▶ [Exercise input]:
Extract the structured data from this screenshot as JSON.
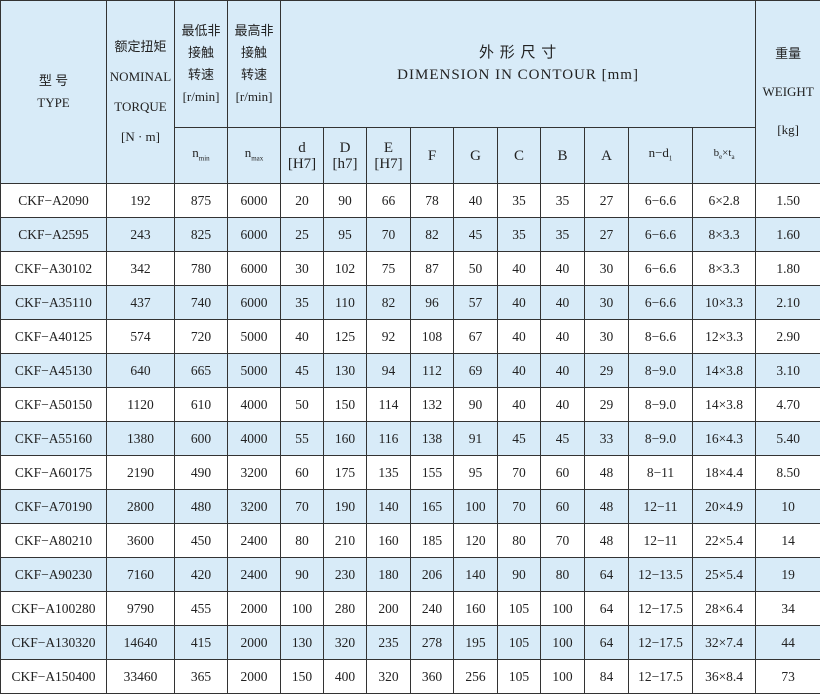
{
  "header": {
    "type_cn": "型 号",
    "type_en": "TYPE",
    "torque_cn": "额定扭矩",
    "torque_en1": "NOMINAL",
    "torque_en2": "TORQUE",
    "torque_unit": "[N · m]",
    "nmin_cn1": "最低非",
    "nmin_cn2": "接触",
    "nmin_cn3": "转速",
    "nmin_unit": "[r/min]",
    "nmax_cn1": "最高非",
    "nmax_cn2": "接触",
    "nmax_cn3": "转速",
    "nmax_unit": "[r/min]",
    "dim_cn": "外 形 尺 寸",
    "dim_en": "DIMENSION IN CONTOUR [mm]",
    "weight_cn": "重量",
    "weight_en": "WEIGHT",
    "weight_unit": "[kg]",
    "nmin": "n",
    "nmin_sub": "min",
    "nmax": "n",
    "nmax_sub": "max",
    "d": "d",
    "d_fit": "[H7]",
    "D": "D",
    "D_fit": "[h7]",
    "E": "E",
    "E_fit": "[H7]",
    "F": "F",
    "G": "G",
    "C": "C",
    "B": "B",
    "A": "A",
    "nd": "n−d",
    "nd_sub": "1",
    "bt_b": "b",
    "bt_b_sub": "e",
    "bt_x": "×",
    "bt_t": "t",
    "bt_t_sub": "a"
  },
  "rows": [
    [
      "CKF−A2090",
      "192",
      "875",
      "6000",
      "20",
      "90",
      "66",
      "78",
      "40",
      "35",
      "35",
      "27",
      "6−6.6",
      "6×2.8",
      "1.50"
    ],
    [
      "CKF−A2595",
      "243",
      "825",
      "6000",
      "25",
      "95",
      "70",
      "82",
      "45",
      "35",
      "35",
      "27",
      "6−6.6",
      "8×3.3",
      "1.60"
    ],
    [
      "CKF−A30102",
      "342",
      "780",
      "6000",
      "30",
      "102",
      "75",
      "87",
      "50",
      "40",
      "40",
      "30",
      "6−6.6",
      "8×3.3",
      "1.80"
    ],
    [
      "CKF−A35110",
      "437",
      "740",
      "6000",
      "35",
      "110",
      "82",
      "96",
      "57",
      "40",
      "40",
      "30",
      "6−6.6",
      "10×3.3",
      "2.10"
    ],
    [
      "CKF−A40125",
      "574",
      "720",
      "5000",
      "40",
      "125",
      "92",
      "108",
      "67",
      "40",
      "40",
      "30",
      "8−6.6",
      "12×3.3",
      "2.90"
    ],
    [
      "CKF−A45130",
      "640",
      "665",
      "5000",
      "45",
      "130",
      "94",
      "112",
      "69",
      "40",
      "40",
      "29",
      "8−9.0",
      "14×3.8",
      "3.10"
    ],
    [
      "CKF−A50150",
      "1120",
      "610",
      "4000",
      "50",
      "150",
      "114",
      "132",
      "90",
      "40",
      "40",
      "29",
      "8−9.0",
      "14×3.8",
      "4.70"
    ],
    [
      "CKF−A55160",
      "1380",
      "600",
      "4000",
      "55",
      "160",
      "116",
      "138",
      "91",
      "45",
      "45",
      "33",
      "8−9.0",
      "16×4.3",
      "5.40"
    ],
    [
      "CKF−A60175",
      "2190",
      "490",
      "3200",
      "60",
      "175",
      "135",
      "155",
      "95",
      "70",
      "60",
      "48",
      "8−11",
      "18×4.4",
      "8.50"
    ],
    [
      "CKF−A70190",
      "2800",
      "480",
      "3200",
      "70",
      "190",
      "140",
      "165",
      "100",
      "70",
      "60",
      "48",
      "12−11",
      "20×4.9",
      "10"
    ],
    [
      "CKF−A80210",
      "3600",
      "450",
      "2400",
      "80",
      "210",
      "160",
      "185",
      "120",
      "80",
      "70",
      "48",
      "12−11",
      "22×5.4",
      "14"
    ],
    [
      "CKF−A90230",
      "7160",
      "420",
      "2400",
      "90",
      "230",
      "180",
      "206",
      "140",
      "90",
      "80",
      "64",
      "12−13.5",
      "25×5.4",
      "19"
    ],
    [
      "CKF−A100280",
      "9790",
      "455",
      "2000",
      "100",
      "280",
      "200",
      "240",
      "160",
      "105",
      "100",
      "64",
      "12−17.5",
      "28×6.4",
      "34"
    ],
    [
      "CKF−A130320",
      "14640",
      "415",
      "2000",
      "130",
      "320",
      "235",
      "278",
      "195",
      "105",
      "100",
      "64",
      "12−17.5",
      "32×7.4",
      "44"
    ],
    [
      "CKF−A150400",
      "33460",
      "365",
      "2000",
      "150",
      "400",
      "320",
      "360",
      "256",
      "105",
      "100",
      "84",
      "12−17.5",
      "36×8.4",
      "73"
    ]
  ]
}
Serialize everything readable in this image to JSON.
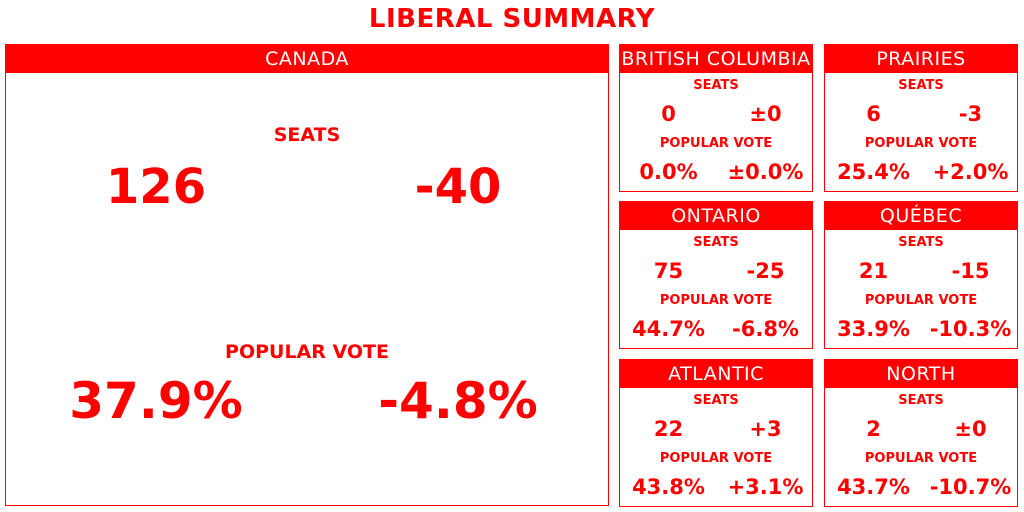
{
  "title": "LIBERAL SUMMARY",
  "canada": {
    "name": "CANADA",
    "seats_label": "SEATS",
    "seats": "126",
    "seats_change": "-40",
    "vote_label": "POPULAR VOTE",
    "vote": "37.9%",
    "vote_change": "-4.8%"
  },
  "regions": [
    {
      "name": "BRITISH COLUMBIA",
      "seats_label": "SEATS",
      "seats": "0",
      "seats_change": "±0",
      "vote_label": "POPULAR VOTE",
      "vote": "0.0%",
      "vote_change": "±0.0%"
    },
    {
      "name": "PRAIRIES",
      "seats_label": "SEATS",
      "seats": "6",
      "seats_change": "-3",
      "vote_label": "POPULAR VOTE",
      "vote": "25.4%",
      "vote_change": "+2.0%"
    },
    {
      "name": "ONTARIO",
      "seats_label": "SEATS",
      "seats": "75",
      "seats_change": "-25",
      "vote_label": "POPULAR VOTE",
      "vote": "44.7%",
      "vote_change": "-6.8%"
    },
    {
      "name": "QUÉBEC",
      "seats_label": "SEATS",
      "seats": "21",
      "seats_change": "-15",
      "vote_label": "POPULAR VOTE",
      "vote": "33.9%",
      "vote_change": "-10.3%"
    },
    {
      "name": "ATLANTIC",
      "seats_label": "SEATS",
      "seats": "22",
      "seats_change": "+3",
      "vote_label": "POPULAR VOTE",
      "vote": "43.8%",
      "vote_change": "+3.1%"
    },
    {
      "name": "NORTH",
      "seats_label": "SEATS",
      "seats": "2",
      "seats_change": "±0",
      "vote_label": "POPULAR VOTE",
      "vote": "43.7%",
      "vote_change": "-10.7%"
    }
  ],
  "colors": {
    "accent": "#ff0000",
    "background": "#ffffff",
    "header_text": "#ffffff"
  }
}
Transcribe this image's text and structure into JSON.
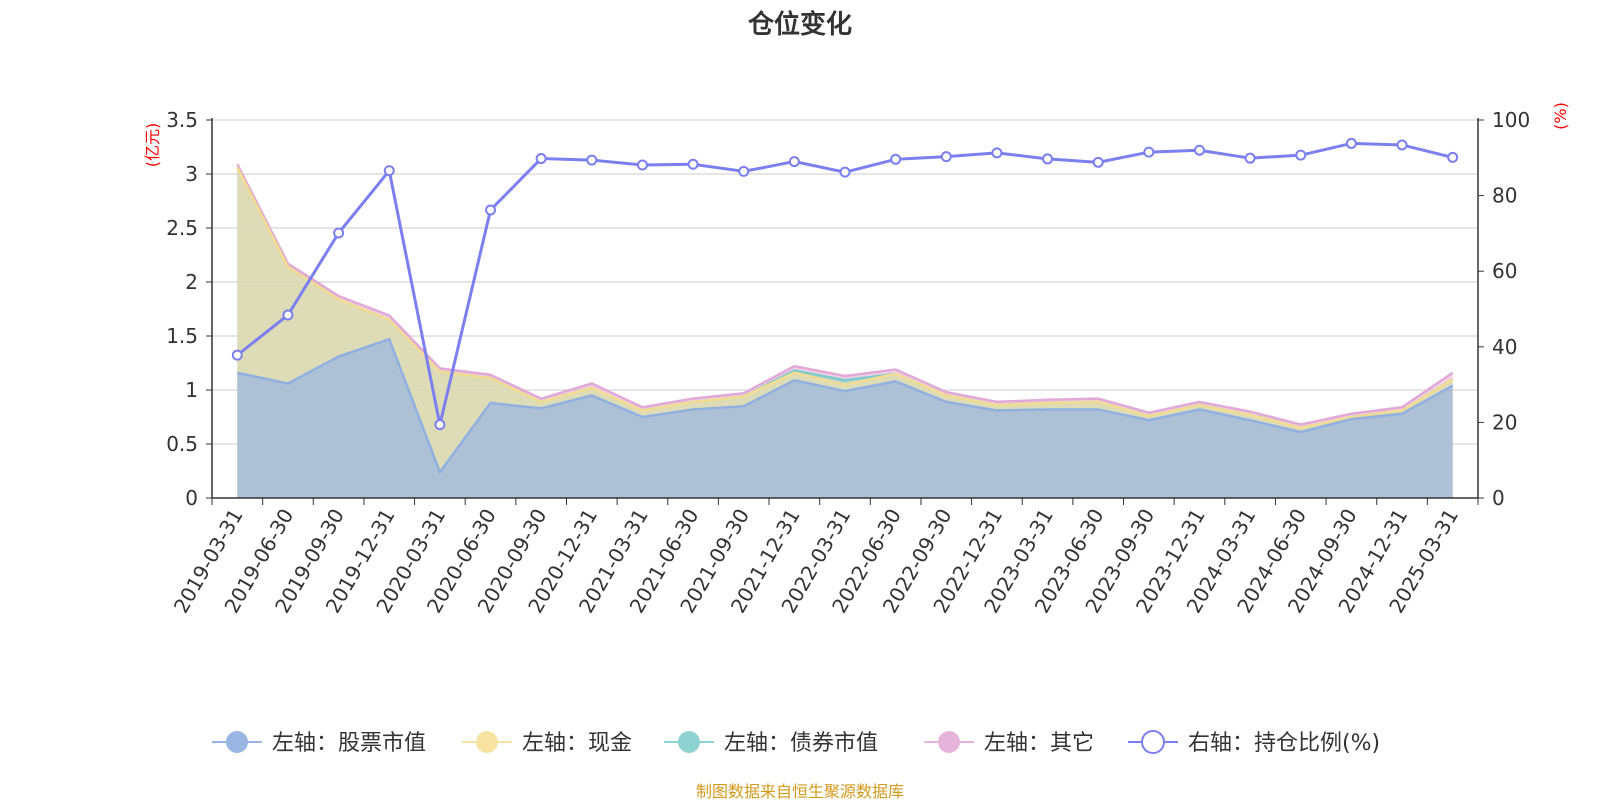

▶ [Task details]: All entries must be written out again exactly as given, with no pictures in the copy.

▶ [Exercise response]:
Extract the structured data from this screenshot as JSON.
{
  "header": {
    "type_cn": "型 号",
    "type_en": "TYPE",
    "torque_cn": "额定扭矩",
    "torque_en1": "NOMINAL",
    "torque_en2": "TORQUE",
    "torque_unit": "[N · m]",
    "nmin_cn1": "最低非",
    "nmin_cn2": "接触",
    "nmin_cn3": "转速",
    "nmin_unit": "[r/min]",
    "nmax_cn1": "最高非",
    "nmax_cn2": "接触",
    "nmax_cn3": "转速",
    "nmax_unit": "[r/min]",
    "dim_cn": "外 形 尺 寸",
    "dim_en": "DIMENSION IN CONTOUR [mm]",
    "weight_cn": "重量",
    "weight_en": "WEIGHT",
    "weight_unit": "[kg]",
    "nmin": "n",
    "nmin_sub": "min",
    "nmax": "n",
    "nmax_sub": "max",
    "d": "d",
    "d_fit": "[H7]",
    "D": "D",
    "D_fit": "[h7]",
    "E": "E",
    "E_fit": "[H7]",
    "F": "F",
    "G": "G",
    "C": "C",
    "B": "B",
    "A": "A",
    "nd": "n−d",
    "nd_sub": "1",
    "bt_b": "b",
    "bt_b_sub": "e",
    "bt_x": "×",
    "bt_t": "t",
    "bt_t_sub": "a"
  },
  "rows": [
    [
      "CKF−A2090",
      "192",
      "875",
      "6000",
      "20",
      "90",
      "66",
      "78",
      "40",
      "35",
      "35",
      "27",
      "6−6.6",
      "6×2.8",
      "1.50"
    ],
    [
      "CKF−A2595",
      "243",
      "825",
      "6000",
      "25",
      "95",
      "70",
      "82",
      "45",
      "35",
      "35",
      "27",
      "6−6.6",
      "8×3.3",
      "1.60"
    ],
    [
      "CKF−A30102",
      "342",
      "780",
      "6000",
      "30",
      "102",
      "75",
      "87",
      "50",
      "40",
      "40",
      "30",
      "6−6.6",
      "8×3.3",
      "1.80"
    ],
    [
      "CKF−A35110",
      "437",
      "740",
      "6000",
      "35",
      "110",
      "82",
      "96",
      "57",
      "40",
      "40",
      "30",
      "6−6.6",
      "10×3.3",
      "2.10"
    ],
    [
      "CKF−A40125",
      "574",
      "720",
      "5000",
      "40",
      "125",
      "92",
      "108",
      "67",
      "40",
      "40",
      "30",
      "8−6.6",
      "12×3.3",
      "2.90"
    ],
    [
      "CKF−A45130",
      "640",
      "665",
      "5000",
      "45",
      "130",
      "94",
      "112",
      "69",
      "40",
      "40",
      "29",
      "8−9.0",
      "14×3.8",
      "3.10"
    ],
    [
      "CKF−A50150",
      "1120",
      "610",
      "4000",
      "50",
      "150",
      "114",
      "132",
      "90",
      "40",
      "40",
      "29",
      "8−9.0",
      "14×3.8",
      "4.70"
    ],
    [
      "CKF−A55160",
      "1380",
      "600",
      "4000",
      "55",
      "160",
      "116",
      "138",
      "91",
      "45",
      "45",
      "33",
      "8−9.0",
      "16×4.3",
      "5.40"
    ],
    [
      "CKF−A60175",
      "2190",
      "490",
      "3200",
      "60",
      "175",
      "135",
      "155",
      "95",
      "70",
      "60",
      "48",
      "8−11",
      "18×4.4",
      "8.50"
    ],
    [
      "CKF−A70190",
      "2800",
      "480",
      "3200",
      "70",
      "190",
      "140",
      "165",
      "100",
      "70",
      "60",
      "48",
      "12−11",
      "20×4.9",
      "10"
    ],
    [
      "CKF−A80210",
      "3600",
      "450",
      "2400",
      "80",
      "210",
      "160",
      "185",
      "120",
      "80",
      "70",
      "48",
      "12−11",
      "22×5.4",
      "14"
    ],
    [
      "CKF−A90230",
      "7160",
      "420",
      "2400",
      "90",
      "230",
      "180",
      "206",
      "140",
      "90",
      "80",
      "64",
      "12−13.5",
      "25×5.4",
      "19"
    ],
    [
      "CKF−A100280",
      "9790",
      "455",
      "2000",
      "100",
      "280",
      "200",
      "240",
      "160",
      "105",
      "100",
      "64",
      "12−17.5",
      "28×6.4",
      "34"
    ],
    [
      "CKF−A130320",
      "14640",
      "415",
      "2000",
      "130",
      "320",
      "235",
      "278",
      "195",
      "105",
      "100",
      "64",
      "12−17.5",
      "32×7.4",
      "44"
    ],
    [
      "CKF−A150400",
      "33460",
      "365",
      "2000",
      "150",
      "400",
      "320",
      "360",
      "256",
      "105",
      "100",
      "84",
      "12−17.5",
      "36×8.4",
      "73"
    ]
  ]
}
Serialize everything readable in this image to JSON.
{
  "title": "LIBERAL SUMMARY",
  "canada": {
    "name": "CANADA",
    "seats_label": "SEATS",
    "seats": "126",
    "seats_change": "-40",
    "vote_label": "POPULAR VOTE",
    "vote": "37.9%",
    "vote_change": "-4.8%"
  },
  "regions": [
    {
      "name": "BRITISH COLUMBIA",
      "seats_label": "SEATS",
      "seats": "0",
      "seats_change": "±0",
      "vote_label": "POPULAR VOTE",
      "vote": "0.0%",
      "vote_change": "±0.0%"
    },
    {
      "name": "PRAIRIES",
      "seats_label": "SEATS",
      "seats": "6",
      "seats_change": "-3",
      "vote_label": "POPULAR VOTE",
      "vote": "25.4%",
      "vote_change": "+2.0%"
    },
    {
      "name": "ONTARIO",
      "seats_label": "SEATS",
      "seats": "75",
      "seats_change": "-25",
      "vote_label": "POPULAR VOTE",
      "vote": "44.7%",
      "vote_change": "-6.8%"
    },
    {
      "name": "QUÉBEC",
      "seats_label": "SEATS",
      "seats": "21",
      "seats_change": "-15",
      "vote_label": "POPULAR VOTE",
      "vote": "33.9%",
      "vote_change": "-10.3%"
    },
    {
      "name": "ATLANTIC",
      "seats_label": "SEATS",
      "seats": "22",
      "seats_change": "+3",
      "vote_label": "POPULAR VOTE",
      "vote": "43.8%",
      "vote_change": "+3.1%"
    },
    {
      "name": "NORTH",
      "seats_label": "SEATS",
      "seats": "2",
      "seats_change": "±0",
      "vote_label": "POPULAR VOTE",
      "vote": "43.7%",
      "vote_change": "-10.7%"
    }
  ],
  "colors": {
    "accent": "#ff0000",
    "background": "#ffffff",
    "header_text": "#ffffff"
  }
}
Transcribe this image's text and structure into JSON.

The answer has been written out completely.